The exercise
From the listing below, count the lines where the string "的小儿歌吗" occurs. Give the number, with no other words.

>> Begin Data provided

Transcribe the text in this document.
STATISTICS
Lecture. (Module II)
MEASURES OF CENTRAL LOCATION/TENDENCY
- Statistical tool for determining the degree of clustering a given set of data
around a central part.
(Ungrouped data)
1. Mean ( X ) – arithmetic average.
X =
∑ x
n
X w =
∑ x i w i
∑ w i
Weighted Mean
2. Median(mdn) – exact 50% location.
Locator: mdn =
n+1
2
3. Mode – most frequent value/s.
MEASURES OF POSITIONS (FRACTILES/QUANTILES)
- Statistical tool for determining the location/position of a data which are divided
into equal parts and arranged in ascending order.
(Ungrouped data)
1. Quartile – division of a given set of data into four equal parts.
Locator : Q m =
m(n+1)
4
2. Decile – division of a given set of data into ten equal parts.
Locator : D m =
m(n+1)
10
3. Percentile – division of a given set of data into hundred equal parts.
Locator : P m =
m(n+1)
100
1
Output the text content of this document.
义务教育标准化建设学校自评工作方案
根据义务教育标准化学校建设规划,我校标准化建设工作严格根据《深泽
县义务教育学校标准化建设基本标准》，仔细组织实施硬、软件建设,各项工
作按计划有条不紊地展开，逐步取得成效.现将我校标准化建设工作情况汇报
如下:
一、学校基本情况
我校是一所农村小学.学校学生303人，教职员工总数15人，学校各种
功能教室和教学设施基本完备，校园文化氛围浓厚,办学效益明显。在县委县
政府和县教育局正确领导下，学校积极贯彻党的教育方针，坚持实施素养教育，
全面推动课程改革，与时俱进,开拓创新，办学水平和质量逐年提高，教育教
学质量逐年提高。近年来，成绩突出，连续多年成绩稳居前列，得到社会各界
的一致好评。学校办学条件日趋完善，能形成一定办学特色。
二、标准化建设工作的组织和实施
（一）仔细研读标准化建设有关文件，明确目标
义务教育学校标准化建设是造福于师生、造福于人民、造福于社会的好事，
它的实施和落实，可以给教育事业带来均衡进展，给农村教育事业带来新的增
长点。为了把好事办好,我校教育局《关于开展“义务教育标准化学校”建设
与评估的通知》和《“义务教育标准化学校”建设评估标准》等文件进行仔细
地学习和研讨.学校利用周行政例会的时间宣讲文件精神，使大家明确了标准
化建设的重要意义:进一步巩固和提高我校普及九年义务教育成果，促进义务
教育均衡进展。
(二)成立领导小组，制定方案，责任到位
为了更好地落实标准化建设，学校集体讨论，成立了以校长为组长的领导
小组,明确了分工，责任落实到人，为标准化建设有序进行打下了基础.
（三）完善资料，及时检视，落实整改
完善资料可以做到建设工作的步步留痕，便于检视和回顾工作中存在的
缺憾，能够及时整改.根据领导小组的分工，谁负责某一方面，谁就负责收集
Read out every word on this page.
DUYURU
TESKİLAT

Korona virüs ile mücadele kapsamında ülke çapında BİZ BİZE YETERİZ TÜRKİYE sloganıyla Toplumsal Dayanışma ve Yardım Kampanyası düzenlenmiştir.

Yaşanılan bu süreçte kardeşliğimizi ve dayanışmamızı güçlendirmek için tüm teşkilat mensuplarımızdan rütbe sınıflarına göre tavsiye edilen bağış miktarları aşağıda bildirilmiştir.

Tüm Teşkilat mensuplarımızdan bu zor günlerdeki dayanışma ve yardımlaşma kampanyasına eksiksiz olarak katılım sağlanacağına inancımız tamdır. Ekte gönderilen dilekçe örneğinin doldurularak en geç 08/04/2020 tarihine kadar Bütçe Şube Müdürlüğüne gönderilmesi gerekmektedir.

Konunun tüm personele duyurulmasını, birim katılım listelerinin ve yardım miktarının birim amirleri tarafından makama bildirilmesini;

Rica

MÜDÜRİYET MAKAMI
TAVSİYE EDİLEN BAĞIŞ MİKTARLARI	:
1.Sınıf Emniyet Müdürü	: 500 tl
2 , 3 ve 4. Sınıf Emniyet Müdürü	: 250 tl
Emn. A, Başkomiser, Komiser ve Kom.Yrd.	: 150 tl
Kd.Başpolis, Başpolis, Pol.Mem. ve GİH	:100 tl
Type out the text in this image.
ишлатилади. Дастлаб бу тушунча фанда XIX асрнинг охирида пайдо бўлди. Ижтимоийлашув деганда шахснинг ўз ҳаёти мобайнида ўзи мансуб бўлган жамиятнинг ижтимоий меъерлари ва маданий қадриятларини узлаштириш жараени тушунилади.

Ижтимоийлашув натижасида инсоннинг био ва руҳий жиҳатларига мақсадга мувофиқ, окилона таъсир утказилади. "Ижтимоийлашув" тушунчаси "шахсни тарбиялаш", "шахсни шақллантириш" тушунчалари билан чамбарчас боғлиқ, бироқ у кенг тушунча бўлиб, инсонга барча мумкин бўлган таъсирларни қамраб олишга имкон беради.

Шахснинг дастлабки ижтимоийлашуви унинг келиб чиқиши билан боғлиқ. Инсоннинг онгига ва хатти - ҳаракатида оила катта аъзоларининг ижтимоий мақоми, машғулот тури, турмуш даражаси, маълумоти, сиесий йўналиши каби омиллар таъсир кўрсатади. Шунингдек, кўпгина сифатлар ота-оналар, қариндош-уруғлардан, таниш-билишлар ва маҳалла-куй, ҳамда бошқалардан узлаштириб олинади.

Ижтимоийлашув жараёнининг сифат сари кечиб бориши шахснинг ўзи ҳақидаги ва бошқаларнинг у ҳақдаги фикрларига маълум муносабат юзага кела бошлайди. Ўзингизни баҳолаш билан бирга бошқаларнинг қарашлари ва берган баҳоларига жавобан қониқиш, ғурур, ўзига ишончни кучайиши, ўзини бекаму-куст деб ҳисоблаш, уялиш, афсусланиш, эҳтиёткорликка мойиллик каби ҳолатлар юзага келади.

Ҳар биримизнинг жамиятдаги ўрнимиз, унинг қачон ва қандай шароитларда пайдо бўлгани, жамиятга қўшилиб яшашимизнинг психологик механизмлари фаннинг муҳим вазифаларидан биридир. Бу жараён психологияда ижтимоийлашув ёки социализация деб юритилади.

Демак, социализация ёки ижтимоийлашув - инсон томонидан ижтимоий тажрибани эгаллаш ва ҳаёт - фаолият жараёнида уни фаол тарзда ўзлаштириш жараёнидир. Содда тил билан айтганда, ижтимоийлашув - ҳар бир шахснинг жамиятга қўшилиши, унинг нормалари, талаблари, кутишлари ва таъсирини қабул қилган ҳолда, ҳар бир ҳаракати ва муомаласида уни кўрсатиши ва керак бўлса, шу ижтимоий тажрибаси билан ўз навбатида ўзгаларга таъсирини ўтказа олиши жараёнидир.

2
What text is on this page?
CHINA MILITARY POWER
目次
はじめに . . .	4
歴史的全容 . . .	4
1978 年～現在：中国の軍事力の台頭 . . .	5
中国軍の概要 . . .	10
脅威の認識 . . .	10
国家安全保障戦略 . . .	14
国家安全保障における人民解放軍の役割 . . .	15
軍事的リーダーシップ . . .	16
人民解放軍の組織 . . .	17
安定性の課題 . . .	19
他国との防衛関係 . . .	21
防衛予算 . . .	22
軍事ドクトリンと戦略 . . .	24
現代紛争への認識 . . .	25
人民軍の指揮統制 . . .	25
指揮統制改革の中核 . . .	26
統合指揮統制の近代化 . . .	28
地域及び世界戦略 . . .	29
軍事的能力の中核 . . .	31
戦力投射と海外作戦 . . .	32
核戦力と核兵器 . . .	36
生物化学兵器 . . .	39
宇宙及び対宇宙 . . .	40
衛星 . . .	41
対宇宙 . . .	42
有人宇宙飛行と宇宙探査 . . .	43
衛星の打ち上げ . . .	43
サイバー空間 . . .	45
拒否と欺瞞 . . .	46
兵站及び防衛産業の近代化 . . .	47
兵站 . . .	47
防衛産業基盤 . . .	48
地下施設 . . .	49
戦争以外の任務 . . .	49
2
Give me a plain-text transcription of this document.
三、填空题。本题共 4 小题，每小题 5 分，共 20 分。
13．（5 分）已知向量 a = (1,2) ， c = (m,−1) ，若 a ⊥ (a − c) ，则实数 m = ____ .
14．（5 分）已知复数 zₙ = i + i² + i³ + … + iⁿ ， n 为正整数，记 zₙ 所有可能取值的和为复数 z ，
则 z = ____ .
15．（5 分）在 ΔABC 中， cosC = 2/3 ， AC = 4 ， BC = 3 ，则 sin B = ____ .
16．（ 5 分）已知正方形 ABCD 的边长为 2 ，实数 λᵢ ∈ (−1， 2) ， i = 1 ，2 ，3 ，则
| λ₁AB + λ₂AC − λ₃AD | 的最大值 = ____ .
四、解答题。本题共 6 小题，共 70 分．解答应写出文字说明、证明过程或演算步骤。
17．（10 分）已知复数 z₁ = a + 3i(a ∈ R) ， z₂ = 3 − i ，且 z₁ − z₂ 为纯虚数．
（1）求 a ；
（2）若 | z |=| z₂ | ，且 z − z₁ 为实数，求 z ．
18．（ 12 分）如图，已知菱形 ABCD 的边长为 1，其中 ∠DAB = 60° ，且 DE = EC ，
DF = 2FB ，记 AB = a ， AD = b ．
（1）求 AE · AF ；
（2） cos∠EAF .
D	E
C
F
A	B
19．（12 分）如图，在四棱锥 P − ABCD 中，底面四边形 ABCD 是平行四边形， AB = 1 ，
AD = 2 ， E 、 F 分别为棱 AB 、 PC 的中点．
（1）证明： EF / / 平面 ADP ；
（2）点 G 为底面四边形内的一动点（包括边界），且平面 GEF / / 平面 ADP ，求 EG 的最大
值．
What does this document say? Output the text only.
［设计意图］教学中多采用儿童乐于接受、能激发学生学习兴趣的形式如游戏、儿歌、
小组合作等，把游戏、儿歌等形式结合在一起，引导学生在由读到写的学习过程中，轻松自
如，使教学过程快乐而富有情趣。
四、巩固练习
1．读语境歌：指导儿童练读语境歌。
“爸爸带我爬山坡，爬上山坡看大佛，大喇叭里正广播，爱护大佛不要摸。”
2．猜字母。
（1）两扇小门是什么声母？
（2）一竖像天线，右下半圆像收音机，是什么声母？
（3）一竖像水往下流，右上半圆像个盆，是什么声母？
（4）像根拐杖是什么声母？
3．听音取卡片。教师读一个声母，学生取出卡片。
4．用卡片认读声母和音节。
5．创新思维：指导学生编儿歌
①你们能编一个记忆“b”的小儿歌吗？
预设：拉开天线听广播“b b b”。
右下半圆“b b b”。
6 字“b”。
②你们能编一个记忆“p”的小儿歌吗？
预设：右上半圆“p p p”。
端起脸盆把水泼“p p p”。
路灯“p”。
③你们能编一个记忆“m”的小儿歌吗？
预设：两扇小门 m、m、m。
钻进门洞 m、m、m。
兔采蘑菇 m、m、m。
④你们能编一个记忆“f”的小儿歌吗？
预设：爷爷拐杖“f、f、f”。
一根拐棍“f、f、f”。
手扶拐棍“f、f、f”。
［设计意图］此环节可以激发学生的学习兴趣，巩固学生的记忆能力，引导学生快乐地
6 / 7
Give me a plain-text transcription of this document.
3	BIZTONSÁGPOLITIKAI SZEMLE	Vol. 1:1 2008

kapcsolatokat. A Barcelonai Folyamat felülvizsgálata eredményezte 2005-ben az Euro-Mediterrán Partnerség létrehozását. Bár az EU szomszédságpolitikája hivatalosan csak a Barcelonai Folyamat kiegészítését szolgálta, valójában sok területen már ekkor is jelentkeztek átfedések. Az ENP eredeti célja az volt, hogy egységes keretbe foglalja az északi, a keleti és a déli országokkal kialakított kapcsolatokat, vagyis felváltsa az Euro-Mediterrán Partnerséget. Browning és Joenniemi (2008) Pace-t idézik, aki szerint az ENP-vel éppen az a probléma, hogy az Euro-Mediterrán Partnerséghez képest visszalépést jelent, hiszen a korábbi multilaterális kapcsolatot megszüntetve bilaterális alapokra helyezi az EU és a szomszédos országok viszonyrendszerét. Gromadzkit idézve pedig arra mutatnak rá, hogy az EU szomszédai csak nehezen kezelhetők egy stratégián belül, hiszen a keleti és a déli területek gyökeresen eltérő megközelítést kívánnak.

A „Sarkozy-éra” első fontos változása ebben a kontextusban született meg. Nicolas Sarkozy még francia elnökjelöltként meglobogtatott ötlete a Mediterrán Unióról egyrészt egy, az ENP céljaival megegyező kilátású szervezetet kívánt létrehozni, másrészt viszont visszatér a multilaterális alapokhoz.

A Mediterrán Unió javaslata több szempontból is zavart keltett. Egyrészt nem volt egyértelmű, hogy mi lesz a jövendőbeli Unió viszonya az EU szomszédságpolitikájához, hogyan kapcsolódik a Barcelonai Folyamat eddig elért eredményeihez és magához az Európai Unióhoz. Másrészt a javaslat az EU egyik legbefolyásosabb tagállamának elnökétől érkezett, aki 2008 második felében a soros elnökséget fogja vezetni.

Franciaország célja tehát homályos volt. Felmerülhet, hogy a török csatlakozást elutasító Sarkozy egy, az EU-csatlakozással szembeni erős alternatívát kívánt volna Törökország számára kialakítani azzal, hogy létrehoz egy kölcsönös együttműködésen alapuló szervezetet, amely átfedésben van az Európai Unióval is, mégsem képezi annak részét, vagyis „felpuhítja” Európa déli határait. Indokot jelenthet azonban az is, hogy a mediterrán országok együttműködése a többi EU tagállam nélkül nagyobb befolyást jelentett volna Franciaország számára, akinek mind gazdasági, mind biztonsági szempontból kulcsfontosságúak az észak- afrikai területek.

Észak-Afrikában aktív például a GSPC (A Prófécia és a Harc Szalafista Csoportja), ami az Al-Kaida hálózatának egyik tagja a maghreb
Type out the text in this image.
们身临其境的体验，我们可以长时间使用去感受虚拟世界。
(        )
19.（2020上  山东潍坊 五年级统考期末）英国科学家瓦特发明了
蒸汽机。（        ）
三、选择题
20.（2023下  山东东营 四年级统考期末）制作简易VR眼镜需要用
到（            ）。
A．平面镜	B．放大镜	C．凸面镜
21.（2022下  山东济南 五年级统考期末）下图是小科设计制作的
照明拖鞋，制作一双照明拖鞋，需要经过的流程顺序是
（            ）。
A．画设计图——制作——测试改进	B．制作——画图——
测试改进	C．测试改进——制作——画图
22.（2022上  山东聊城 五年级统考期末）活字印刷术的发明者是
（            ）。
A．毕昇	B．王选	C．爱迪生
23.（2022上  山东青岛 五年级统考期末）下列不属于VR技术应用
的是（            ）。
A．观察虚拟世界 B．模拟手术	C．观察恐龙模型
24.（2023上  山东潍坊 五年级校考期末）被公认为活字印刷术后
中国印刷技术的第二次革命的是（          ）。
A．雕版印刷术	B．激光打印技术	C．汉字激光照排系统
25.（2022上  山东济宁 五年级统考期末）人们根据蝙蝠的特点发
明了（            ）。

>> End Data provided

Correct response
4